Each line of the material below should be reproduced exactly.

[Stored data]
##############################
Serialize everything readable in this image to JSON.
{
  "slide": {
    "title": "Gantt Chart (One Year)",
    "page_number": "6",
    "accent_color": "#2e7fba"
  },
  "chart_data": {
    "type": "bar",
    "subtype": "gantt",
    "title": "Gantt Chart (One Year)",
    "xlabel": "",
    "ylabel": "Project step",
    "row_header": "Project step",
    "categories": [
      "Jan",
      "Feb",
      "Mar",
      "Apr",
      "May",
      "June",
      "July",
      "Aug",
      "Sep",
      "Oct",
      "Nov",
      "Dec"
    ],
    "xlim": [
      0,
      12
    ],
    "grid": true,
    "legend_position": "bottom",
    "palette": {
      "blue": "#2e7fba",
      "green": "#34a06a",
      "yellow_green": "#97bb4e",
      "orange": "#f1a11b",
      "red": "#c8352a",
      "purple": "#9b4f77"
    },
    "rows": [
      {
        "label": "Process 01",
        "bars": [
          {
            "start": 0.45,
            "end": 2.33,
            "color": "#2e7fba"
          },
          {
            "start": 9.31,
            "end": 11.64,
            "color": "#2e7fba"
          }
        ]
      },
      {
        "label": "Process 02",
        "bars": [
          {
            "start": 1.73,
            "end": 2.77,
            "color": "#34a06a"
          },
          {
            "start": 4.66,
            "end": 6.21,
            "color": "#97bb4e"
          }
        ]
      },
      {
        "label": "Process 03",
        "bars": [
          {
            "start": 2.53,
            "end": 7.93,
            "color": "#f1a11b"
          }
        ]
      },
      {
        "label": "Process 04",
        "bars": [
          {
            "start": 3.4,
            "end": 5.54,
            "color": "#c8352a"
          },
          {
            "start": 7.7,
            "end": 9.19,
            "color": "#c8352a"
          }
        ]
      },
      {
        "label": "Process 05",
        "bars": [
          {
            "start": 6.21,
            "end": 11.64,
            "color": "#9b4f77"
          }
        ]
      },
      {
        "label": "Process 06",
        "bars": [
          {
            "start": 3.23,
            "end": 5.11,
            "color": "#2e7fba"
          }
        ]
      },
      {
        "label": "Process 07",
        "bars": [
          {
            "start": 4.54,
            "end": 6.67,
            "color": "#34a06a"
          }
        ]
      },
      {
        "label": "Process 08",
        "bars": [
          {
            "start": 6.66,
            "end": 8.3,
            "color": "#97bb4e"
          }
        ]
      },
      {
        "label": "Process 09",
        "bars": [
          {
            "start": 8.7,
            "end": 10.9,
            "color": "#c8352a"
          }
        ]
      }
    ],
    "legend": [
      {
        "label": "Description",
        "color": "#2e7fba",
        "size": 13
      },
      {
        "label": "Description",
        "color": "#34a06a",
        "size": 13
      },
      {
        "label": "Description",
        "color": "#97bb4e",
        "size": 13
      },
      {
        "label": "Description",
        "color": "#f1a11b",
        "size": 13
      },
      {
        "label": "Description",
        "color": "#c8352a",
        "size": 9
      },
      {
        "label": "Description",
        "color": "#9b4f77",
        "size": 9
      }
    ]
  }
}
##############################
## RESULT FOR THIS TASK:
Serialize everything readable in this image to JSON.
{
  "slide": {
    "title": "Gantt Chart (One Year)",
    "page_number": "6",
    "accent_color": "#2e7fba"
  },
  "chart_data": {
    "type": "bar",
    "subtype": "gantt",
    "title": "Gantt Chart (One Year)",
    "xlabel": "",
    "ylabel": "Project step",
    "row_header": "Project step",
    "categories": [
      "Jan",
      "Feb",
      "Mar",
      "Apr",
      "May",
      "June",
      "July",
      "Aug",
      "Sep",
      "Oct",
      "Nov",
      "Dec"
    ],
    "xlim": [
      0,
      12
    ],
    "grid": true,
    "legend_position": "bottom",
    "palette": {
      "blue": "#2e7fba",
      "green": "#34a06a",
      "yellow_green": "#97bb4e",
      "orange": "#f1a11b",
      "red": "#c8352a",
      "purple": "#9b4f77"
    },
    "rows": [
      {
        "label": "Process 01",
        "bars": [
          {
            "start": 0.45,
            "end": 2.33,
            "color": "#2e7fba"
          },
          {
            "start": 9.31,
            "end": 11.64,
            "color": "#2e7fba"
          }
        ]
      },
      {
        "label": "Process 02",
        "bars": [
          {
            "start": 1.73,
            "end": 2.77,
            "color": "#34a06a"
          },
          {
            "start": 4.66,
            "end": 6.21,
            "color": "#97bb4e"
          }
        ]
      },
      {
        "label": "Process 03",
        "bars": [
          {
            "start": 2.53,
            "end": 7.93,
            "color": "#f1a11b"
          }
        ]
      },
      {
        "label": "Process 04",
        "bars": [
          {
            "start": 3.4,
            "end": 5.54,
            "color": "#c8352a"
          },
          {
            "start": 7.7,
            "end": 9.19,
            "color": "#c8352a"
          }
        ]
      },
      {
        "label": "Process 05",
        "bars": [
          {
            "start": 6.21,
            "end": 11.64,
            "color": "#9b4f77"
          }
        ]
      },
      {
        "label": "Process 06",
        "bars": [
          {
            "start": 3.23,
            "end": 5.11,
            "color": "#2e7fba"
          }
        ]
      },
      {
        "label": "Process 07",
        "bars": [
          {
            "start": 4.54,
            "end": 6.67,
            "color": "#34a06a"
          }
        ]
      },
      {
        "label": "Process 08",
        "bars": [
          {
            "start": 6.66,
            "end": 8.3,
            "color": "#97bb4e"
          }
        ]
      },
      {
        "label": "Process 09",
        "bars": [
          {
            "start": 8.7,
            "end": 10.9,
            "color": "#c8352a"
          }
        ]
      }
    ],
    "legend": [
      {
        "label": "Description",
        "color": "#2e7fba",
        "size": 13
      },
      {
        "label": "Description",
        "color": "#34a06a",
        "size": 13
      },
      {
        "label": "Description",
        "color": "#97bb4e",
        "size": 13
      },
      {
        "label": "Description",
        "color": "#f1a11b",
        "size": 13
      },
      {
        "label": "Description",
        "color": "#c8352a",
        "size": 9
      },
      {
        "label": "Description",
        "color": "#9b4f77",
        "size": 9
      }
    ]
  }
}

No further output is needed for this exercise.